*What to work on*. Copy out each line of the data holding "this".
________
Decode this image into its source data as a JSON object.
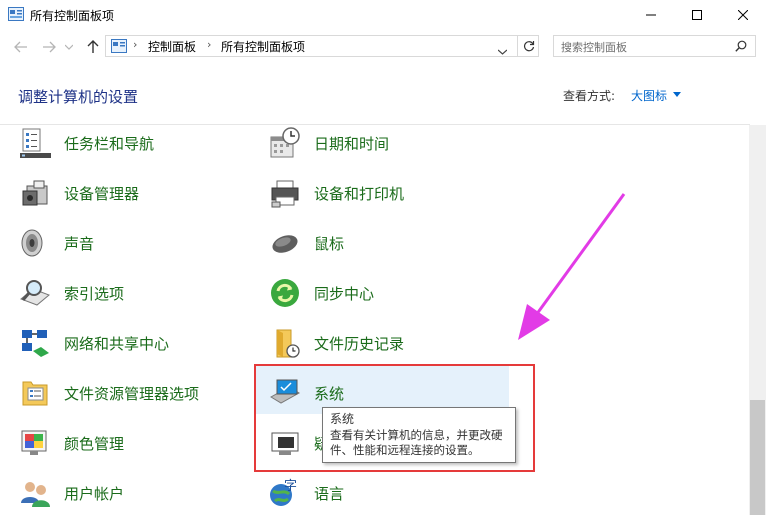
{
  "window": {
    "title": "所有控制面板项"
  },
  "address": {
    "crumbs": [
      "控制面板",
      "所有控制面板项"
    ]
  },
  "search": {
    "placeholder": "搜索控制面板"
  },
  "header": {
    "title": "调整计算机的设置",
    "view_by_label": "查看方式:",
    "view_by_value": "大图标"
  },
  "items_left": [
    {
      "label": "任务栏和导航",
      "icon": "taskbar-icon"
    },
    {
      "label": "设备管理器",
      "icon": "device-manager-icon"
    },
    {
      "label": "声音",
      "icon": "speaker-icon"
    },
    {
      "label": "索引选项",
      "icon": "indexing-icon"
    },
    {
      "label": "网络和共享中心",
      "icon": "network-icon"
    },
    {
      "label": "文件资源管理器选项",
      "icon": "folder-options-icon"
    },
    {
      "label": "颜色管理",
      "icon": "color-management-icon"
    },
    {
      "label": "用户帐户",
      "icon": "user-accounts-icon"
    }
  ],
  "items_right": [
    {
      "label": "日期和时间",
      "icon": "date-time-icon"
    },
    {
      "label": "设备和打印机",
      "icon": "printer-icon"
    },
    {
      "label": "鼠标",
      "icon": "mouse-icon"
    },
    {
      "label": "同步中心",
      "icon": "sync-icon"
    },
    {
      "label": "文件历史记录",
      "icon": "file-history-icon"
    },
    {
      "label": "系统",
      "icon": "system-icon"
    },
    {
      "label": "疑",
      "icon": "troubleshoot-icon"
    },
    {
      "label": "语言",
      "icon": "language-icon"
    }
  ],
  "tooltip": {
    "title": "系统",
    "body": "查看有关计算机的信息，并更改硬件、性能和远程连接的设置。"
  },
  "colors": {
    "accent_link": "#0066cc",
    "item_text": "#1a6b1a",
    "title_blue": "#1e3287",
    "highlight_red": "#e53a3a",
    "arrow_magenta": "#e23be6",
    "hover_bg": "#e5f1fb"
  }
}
________
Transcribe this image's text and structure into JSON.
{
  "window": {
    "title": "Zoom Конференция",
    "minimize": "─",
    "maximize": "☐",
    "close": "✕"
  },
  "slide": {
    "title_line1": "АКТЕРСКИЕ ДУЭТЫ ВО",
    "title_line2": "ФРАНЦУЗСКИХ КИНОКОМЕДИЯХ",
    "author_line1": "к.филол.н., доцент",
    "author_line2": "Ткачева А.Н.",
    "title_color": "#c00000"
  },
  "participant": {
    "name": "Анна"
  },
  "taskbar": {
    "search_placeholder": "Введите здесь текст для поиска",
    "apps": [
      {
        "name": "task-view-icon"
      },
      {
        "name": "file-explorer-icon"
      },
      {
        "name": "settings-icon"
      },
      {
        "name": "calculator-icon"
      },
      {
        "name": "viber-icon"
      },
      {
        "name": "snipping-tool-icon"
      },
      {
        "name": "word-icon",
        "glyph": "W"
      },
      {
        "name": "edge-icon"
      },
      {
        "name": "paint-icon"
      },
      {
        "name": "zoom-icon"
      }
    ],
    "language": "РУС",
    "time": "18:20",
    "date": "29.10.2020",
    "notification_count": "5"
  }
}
________
*Task answer*.
Decode this image into its source data as a JSON object.
Transcribe this image's text and structure into JSON.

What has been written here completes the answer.